┌─ The records

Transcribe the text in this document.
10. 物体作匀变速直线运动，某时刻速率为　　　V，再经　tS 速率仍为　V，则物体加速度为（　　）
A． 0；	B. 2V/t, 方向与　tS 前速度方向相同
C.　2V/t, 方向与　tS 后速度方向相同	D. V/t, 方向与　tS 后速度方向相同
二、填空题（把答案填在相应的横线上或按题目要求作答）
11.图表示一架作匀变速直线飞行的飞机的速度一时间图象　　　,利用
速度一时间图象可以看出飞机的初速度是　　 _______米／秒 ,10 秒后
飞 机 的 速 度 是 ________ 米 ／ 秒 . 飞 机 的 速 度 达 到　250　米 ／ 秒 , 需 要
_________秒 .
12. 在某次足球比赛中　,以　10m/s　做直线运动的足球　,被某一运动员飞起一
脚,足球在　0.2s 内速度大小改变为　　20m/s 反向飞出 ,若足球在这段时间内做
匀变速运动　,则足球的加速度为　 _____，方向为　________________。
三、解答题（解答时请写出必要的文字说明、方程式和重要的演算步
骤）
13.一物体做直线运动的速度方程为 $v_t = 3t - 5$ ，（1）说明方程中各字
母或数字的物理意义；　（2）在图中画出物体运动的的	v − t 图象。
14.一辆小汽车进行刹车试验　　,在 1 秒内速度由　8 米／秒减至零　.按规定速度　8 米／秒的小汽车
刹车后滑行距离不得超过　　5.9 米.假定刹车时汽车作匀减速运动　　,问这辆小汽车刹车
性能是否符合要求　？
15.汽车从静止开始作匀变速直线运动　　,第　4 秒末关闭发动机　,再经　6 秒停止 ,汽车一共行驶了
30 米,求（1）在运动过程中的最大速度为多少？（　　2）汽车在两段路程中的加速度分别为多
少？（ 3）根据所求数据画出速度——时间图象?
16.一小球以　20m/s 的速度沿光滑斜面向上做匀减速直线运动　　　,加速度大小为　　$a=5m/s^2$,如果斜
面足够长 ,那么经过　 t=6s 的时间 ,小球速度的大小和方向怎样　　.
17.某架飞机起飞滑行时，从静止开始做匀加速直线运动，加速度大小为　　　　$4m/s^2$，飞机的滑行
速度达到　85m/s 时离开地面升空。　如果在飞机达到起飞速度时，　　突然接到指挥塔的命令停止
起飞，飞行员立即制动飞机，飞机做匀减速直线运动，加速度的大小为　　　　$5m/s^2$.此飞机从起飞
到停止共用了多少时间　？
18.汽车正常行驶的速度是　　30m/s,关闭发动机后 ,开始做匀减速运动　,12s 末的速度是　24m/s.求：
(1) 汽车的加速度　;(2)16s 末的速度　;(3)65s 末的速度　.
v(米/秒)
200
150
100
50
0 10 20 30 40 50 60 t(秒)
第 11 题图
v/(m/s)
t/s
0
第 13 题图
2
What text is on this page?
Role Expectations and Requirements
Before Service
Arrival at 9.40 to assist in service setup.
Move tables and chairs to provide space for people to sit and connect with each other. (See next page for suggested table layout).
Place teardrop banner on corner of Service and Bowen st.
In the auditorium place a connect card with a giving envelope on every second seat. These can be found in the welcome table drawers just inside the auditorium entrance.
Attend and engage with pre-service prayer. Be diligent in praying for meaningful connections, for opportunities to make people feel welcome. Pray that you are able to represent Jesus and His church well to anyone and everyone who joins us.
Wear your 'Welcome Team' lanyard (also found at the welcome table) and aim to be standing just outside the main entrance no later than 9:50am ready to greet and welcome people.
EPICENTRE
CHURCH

└─

#### Exercise aim:
Each line from the one containing "What text is on this page?" to the end of the records should be echoed exactly, and no other line.

#### Output:
What text is on this page?
Role Expectations and Requirements
Before Service
Arrival at 9.40 to assist in service setup.
Move tables and chairs to provide space for people to sit and connect with each other. (See next page for suggested table layout).
Place teardrop banner on corner of Service and Bowen st.
In the auditorium place a connect card with a giving envelope on every second seat. These can be found in the welcome table drawers just inside the auditorium entrance.
Attend and engage with pre-service prayer. Be diligent in praying for meaningful connections, for opportunities to make people feel welcome. Pray that you are able to represent Jesus and His church well to anyone and everyone who joins us.
Wear your 'Welcome Team' lanyard (also found at the welcome table) and aim to be standing just outside the main entrance no later than 9:50am ready to greet and welcome people.
EPICENTRE
CHURCH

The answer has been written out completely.